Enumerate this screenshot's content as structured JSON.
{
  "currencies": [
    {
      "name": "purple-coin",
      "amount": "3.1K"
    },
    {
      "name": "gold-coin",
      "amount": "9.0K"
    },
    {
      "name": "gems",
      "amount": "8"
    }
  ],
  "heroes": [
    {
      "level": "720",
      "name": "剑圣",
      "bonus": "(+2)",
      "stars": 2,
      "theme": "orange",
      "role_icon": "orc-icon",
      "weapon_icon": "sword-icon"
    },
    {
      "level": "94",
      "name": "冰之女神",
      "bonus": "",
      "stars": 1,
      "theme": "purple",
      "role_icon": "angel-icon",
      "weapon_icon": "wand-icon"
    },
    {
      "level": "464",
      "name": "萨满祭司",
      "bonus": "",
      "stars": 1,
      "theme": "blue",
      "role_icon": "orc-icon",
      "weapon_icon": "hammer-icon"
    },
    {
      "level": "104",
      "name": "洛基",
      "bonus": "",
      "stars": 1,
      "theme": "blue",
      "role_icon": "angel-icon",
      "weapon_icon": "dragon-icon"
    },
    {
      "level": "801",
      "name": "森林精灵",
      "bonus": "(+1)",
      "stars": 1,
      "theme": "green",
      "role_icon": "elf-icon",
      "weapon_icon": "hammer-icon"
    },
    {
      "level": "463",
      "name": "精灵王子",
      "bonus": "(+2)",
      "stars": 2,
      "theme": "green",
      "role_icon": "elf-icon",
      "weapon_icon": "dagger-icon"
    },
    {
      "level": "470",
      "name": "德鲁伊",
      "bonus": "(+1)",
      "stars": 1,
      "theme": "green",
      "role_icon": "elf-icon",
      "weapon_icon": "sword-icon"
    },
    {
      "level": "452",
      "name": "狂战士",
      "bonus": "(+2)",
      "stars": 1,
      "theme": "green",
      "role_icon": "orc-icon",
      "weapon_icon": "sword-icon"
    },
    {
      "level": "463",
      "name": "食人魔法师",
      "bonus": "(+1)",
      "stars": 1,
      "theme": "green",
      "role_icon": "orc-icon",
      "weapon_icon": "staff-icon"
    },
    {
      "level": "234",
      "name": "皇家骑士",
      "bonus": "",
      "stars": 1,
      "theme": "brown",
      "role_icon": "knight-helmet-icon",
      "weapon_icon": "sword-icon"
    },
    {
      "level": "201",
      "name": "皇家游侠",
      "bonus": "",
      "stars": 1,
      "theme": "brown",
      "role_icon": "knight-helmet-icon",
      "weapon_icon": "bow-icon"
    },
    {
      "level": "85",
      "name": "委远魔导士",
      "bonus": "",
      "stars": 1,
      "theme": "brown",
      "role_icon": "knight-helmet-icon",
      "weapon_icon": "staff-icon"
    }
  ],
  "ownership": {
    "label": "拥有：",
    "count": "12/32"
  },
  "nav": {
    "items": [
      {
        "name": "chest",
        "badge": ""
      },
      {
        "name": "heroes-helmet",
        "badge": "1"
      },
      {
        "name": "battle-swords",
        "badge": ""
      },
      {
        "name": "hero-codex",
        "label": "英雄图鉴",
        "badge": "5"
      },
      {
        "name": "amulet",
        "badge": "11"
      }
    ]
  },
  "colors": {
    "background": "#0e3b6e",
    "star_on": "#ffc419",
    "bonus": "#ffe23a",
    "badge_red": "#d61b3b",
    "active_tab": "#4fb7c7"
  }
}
==
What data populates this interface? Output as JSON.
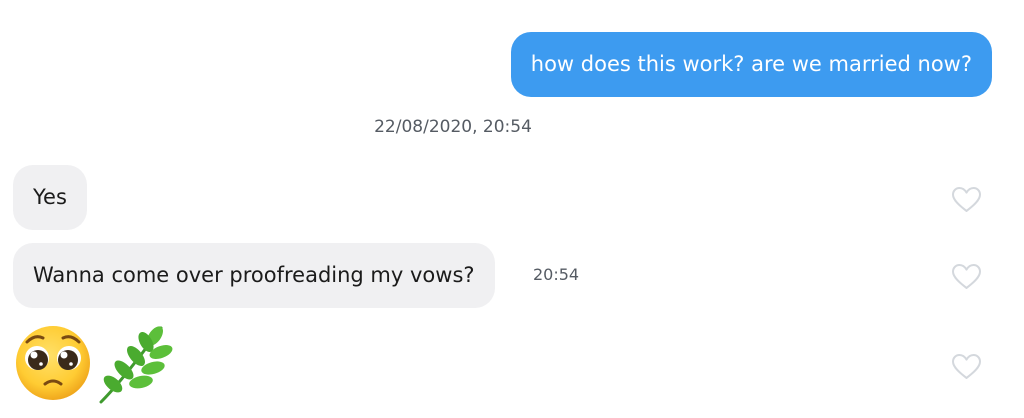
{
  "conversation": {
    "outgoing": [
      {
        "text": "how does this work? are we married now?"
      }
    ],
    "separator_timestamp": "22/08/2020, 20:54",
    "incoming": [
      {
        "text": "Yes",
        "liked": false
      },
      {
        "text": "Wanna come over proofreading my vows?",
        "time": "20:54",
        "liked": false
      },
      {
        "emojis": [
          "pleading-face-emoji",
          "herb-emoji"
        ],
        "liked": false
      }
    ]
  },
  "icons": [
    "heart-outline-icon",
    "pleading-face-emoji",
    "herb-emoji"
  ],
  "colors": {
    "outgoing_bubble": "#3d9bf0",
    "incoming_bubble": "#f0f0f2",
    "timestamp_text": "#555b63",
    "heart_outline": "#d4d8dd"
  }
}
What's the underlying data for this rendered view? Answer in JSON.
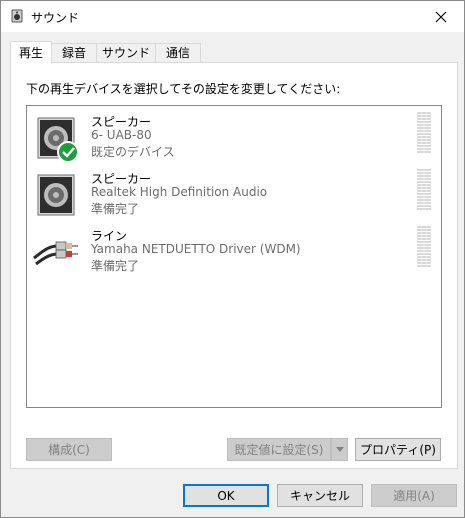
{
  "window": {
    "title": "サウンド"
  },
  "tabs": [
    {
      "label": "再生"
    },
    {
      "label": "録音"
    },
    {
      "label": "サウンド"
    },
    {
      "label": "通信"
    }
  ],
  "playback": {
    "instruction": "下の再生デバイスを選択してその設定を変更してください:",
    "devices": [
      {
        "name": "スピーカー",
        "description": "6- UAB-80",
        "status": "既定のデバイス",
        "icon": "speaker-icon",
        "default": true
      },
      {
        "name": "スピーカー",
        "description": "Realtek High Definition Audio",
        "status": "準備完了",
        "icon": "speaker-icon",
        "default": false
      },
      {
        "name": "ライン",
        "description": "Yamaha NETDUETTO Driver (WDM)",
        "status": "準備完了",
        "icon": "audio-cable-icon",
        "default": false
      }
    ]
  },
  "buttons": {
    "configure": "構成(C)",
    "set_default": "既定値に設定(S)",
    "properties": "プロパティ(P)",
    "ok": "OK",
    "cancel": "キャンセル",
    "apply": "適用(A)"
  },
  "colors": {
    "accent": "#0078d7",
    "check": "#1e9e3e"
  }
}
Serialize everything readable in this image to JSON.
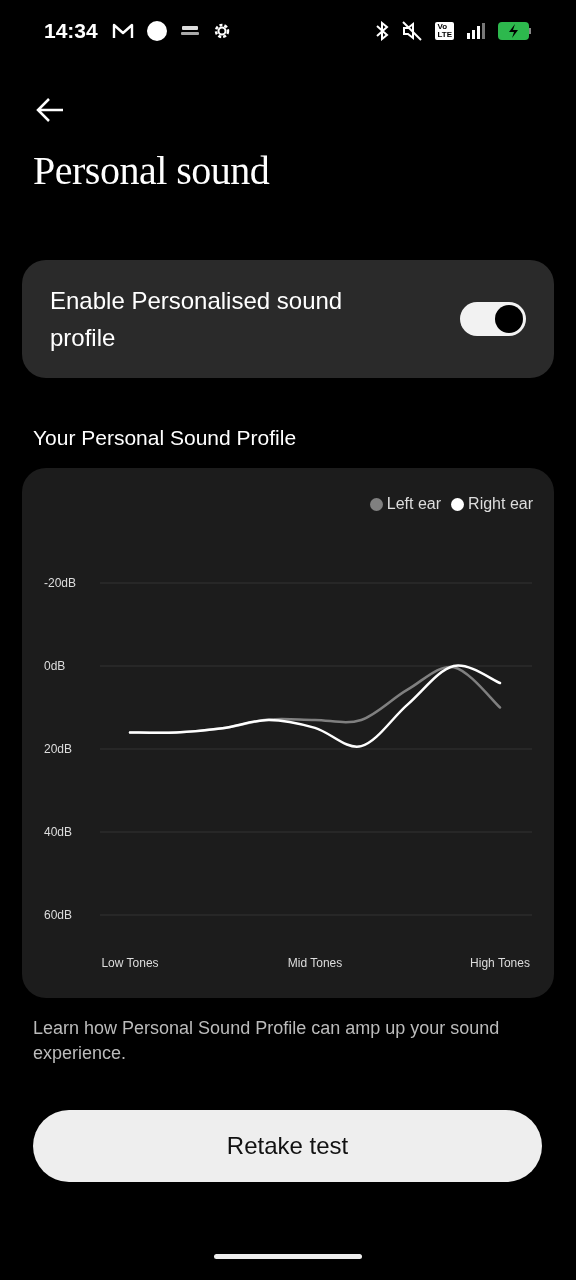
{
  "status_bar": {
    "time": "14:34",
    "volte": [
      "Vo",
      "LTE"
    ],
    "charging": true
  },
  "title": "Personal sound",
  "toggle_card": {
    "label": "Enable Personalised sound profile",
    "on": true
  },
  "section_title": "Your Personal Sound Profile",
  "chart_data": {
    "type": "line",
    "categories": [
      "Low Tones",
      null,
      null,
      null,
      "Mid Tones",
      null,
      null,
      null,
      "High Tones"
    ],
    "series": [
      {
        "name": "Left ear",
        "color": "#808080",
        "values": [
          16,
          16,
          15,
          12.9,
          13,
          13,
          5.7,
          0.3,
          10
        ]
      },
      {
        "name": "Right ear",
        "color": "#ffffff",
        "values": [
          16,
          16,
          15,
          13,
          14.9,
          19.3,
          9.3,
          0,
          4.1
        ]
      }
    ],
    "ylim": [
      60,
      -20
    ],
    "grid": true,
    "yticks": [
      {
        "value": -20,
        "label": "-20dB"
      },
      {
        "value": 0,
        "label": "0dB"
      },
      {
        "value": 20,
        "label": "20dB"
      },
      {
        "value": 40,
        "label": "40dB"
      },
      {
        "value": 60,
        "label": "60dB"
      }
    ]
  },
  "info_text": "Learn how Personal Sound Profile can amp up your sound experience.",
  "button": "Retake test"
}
==
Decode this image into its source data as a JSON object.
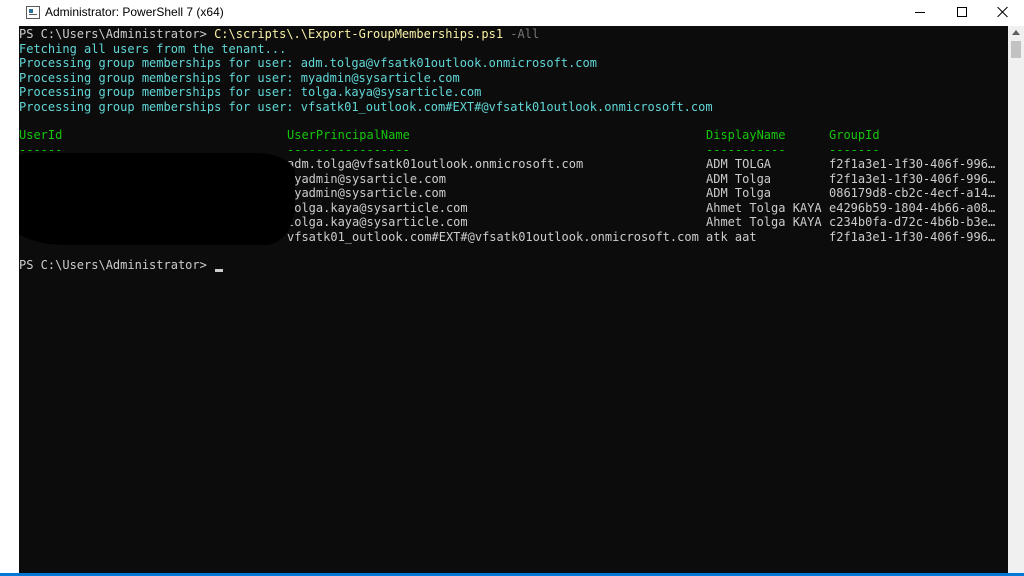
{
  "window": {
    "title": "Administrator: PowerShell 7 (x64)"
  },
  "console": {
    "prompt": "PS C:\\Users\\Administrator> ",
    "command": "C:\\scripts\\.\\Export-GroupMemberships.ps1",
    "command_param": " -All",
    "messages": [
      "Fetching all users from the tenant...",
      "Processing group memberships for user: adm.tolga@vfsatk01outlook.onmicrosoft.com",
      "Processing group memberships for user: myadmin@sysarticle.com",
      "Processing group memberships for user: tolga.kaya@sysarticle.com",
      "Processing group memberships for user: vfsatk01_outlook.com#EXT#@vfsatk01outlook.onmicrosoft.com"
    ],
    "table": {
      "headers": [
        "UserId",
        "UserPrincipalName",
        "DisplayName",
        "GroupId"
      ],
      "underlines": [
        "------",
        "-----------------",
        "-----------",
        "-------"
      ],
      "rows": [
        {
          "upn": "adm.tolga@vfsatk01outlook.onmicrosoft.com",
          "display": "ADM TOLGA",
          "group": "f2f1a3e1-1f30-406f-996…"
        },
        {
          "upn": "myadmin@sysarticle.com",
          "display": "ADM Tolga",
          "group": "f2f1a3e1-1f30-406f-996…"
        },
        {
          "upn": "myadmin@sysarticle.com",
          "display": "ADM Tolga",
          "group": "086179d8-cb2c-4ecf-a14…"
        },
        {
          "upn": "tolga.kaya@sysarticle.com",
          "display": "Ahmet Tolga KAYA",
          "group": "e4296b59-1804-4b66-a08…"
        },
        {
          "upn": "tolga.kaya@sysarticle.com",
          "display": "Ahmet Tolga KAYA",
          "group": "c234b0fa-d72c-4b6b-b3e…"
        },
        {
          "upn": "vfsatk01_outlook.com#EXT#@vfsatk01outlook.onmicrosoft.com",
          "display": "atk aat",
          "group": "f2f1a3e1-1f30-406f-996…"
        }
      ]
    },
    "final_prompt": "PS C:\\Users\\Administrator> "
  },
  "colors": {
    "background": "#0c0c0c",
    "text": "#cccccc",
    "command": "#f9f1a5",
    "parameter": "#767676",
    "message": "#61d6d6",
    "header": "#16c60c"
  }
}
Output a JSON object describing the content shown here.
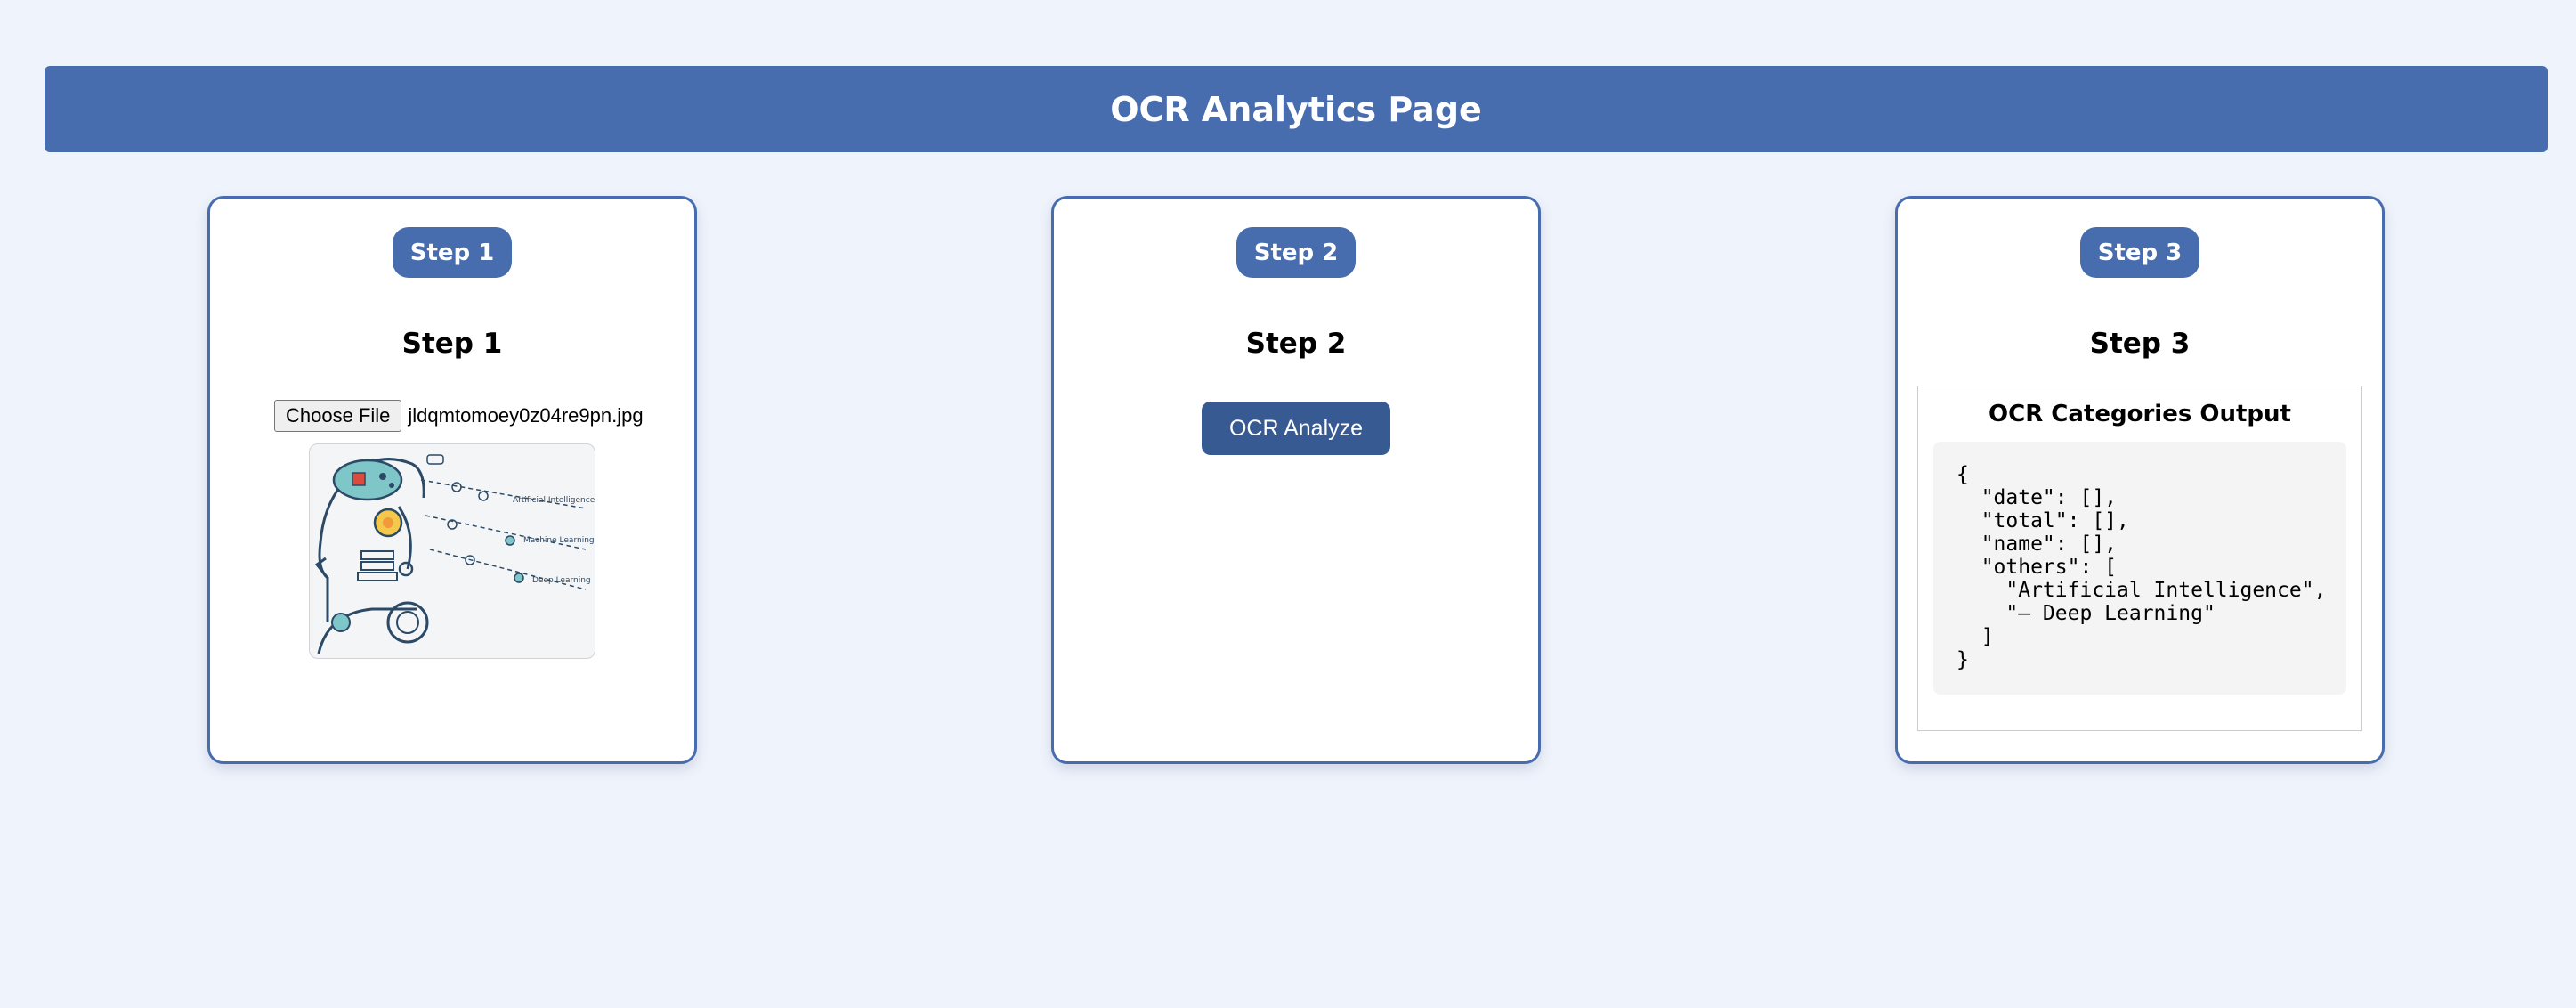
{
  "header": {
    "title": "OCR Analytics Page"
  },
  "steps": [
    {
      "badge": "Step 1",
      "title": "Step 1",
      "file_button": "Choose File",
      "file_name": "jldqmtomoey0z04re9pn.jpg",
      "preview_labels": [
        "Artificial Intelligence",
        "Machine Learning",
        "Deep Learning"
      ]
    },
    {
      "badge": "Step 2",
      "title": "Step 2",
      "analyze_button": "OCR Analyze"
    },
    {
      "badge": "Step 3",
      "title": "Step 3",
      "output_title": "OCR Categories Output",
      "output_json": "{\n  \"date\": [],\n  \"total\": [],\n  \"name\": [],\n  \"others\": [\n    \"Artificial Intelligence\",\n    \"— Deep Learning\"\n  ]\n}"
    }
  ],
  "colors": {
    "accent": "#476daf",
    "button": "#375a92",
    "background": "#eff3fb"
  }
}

**Task to carry out**:
Determine the number of lines in the records that include the string "background", and respond with that number only.

**Result of this exercise**:
3